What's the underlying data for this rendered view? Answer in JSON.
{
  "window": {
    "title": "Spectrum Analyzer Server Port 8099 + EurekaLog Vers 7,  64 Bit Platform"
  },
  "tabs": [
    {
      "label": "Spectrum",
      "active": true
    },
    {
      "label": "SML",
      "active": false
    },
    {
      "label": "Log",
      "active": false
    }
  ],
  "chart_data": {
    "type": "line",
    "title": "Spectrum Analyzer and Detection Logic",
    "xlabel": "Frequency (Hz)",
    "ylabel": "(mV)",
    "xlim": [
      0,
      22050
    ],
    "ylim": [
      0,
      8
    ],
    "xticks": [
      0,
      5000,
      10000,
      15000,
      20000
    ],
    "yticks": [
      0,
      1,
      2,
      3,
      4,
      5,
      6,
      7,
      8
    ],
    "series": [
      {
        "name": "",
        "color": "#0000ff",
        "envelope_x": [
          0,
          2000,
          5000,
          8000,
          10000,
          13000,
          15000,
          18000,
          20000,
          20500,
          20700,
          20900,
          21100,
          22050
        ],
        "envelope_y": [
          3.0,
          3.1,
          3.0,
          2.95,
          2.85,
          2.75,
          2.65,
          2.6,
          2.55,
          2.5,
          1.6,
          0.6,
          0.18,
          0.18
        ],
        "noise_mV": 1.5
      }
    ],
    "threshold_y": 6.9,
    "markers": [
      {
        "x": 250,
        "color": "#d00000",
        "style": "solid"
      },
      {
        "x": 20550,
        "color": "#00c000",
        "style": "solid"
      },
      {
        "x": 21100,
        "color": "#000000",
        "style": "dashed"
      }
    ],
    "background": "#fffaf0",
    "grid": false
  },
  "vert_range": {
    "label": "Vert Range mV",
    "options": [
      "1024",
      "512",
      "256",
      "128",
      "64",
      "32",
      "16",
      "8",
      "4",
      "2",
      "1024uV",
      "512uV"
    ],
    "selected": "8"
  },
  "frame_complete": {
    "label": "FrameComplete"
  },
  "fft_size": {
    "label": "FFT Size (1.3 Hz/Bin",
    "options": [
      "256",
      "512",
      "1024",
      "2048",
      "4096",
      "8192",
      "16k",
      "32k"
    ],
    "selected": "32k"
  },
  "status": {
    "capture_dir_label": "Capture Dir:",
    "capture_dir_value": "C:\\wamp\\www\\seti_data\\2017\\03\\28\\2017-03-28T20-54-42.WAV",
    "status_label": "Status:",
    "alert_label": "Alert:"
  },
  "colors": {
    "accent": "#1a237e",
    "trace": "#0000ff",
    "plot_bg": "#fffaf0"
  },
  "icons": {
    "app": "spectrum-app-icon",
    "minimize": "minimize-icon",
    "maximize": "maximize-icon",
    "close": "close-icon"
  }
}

→ STATED GOAL: Within the data above, pick out all lines holding the word "title".

→ RESPONSE TO THIS EXERCISE:
    "title": "Spectrum Analyzer Server Port 8099 + EurekaLog Vers 7,  64 Bit Platform"
    "title": "Spectrum Analyzer and Detection Logic",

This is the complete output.